EXERCISE PROMPT: Continue the discussion about sending bulk email, picking up right after its last sentence.

Mailchimp manages all that stuff reasonably well, though 3000 mails a day probably would require the $10 or $15 a month plan. Sounds like that isn't a big deal, though. Mailchimp's templates take a little getting used to, but work pretty well once setup properly.
As for Proton mail, which somebody mentioned, the principle behind it is excellent but the execution not so much. A friend of mine who uses it often has emails dropped (both incoming and outgoing). Maybe they've gotten better recently, though. My sense is that they're still bleeding edge. My own (minor) experience is that the company can be quite a pain to deal with, but that's just one data point.
"I assumed the email blast was between consenting and friendly parties."
Even if so, I run a mailing list with a few hundred subscribers. I routinely get admin emails saying 'subscriber Fred removed from list because they reported an item as spam', followed 5 minutes later by 'Fred has subscribed to the list'. Apparently a lot of people 'report spam' by mistake.
And I agree that just pushing smtp traffic from your own domain is risky. I've done it for small lists, but if you get erroneously blacklisted as a spam domain a lot of your traffic will get blocked, and it can be hard to get off the blacklists. I presume the bigger players, who are known to try hard to suppress spam, are probably whitelisted so an occasional missed spammer doesn't lead to a site wide blacklist.
http://www.protonmail.com
Created by scientist at CERN & MIT. It is based in Switzerland.
Check it out.
"I'm glad I'm not young anymore."
That might be the most healthful, productive approach available to a clinger.

(Stored data entries)

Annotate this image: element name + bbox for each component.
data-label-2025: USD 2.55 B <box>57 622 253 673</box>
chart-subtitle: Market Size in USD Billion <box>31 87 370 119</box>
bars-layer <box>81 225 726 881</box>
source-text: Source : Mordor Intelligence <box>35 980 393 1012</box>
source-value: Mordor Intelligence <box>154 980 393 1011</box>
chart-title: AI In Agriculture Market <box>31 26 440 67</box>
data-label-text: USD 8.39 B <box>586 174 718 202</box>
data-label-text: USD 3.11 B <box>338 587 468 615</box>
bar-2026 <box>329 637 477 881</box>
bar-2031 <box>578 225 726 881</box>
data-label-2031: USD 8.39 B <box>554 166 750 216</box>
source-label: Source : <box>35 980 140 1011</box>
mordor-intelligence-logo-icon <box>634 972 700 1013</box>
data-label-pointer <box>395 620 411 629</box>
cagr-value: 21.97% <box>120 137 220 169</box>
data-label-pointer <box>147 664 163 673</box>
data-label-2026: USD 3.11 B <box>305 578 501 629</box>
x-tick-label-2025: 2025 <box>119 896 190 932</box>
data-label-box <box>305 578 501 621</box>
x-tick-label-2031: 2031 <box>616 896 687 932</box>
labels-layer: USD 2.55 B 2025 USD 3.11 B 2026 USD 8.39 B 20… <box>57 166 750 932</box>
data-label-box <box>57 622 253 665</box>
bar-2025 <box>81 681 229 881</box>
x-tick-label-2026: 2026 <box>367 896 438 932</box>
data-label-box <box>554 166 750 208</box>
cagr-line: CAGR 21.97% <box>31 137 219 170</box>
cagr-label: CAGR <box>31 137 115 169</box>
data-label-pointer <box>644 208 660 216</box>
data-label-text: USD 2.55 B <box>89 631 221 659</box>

ANSWER SPACE:
If having total and complete authority over what gets sent is your prime consideration, then building your own mail system is your only choice, and even that doesn't guarantee that whoever operates your recipients' mail servers doesn't treat you like spam.
Ultimately, this is a case where being able to get along with others takes care of the problem. Having a service provider that has authority to decline to transmit your messages is only a problem if you have messages that other people want to not be associated with.
Go w/ MailChimp.
There are 3 recommendations for Mailchimp in this thread.
Guys: Mailchimp has gone woke! They have shut down conservative organizations for spreading wrong think by email.
Quick link: https://www.theamericanconservative.com/dreher/mailchimp-npr-christian-persecution-soft-totalitarianism-live-not-by-lies
Here are the MailChimp terms and conditions:
https://mailchimp.com/legal/terms/#Rules_and_Abuse
Well, if they won't let you lie to people, then it's anti-conservative by definition.
Prof. Volokh:
If your site uses WordPress, you could consider a WordPress plugin named MailPoet. It can use your own web site's mailing facilities or be configured to use MailPoet's sending service.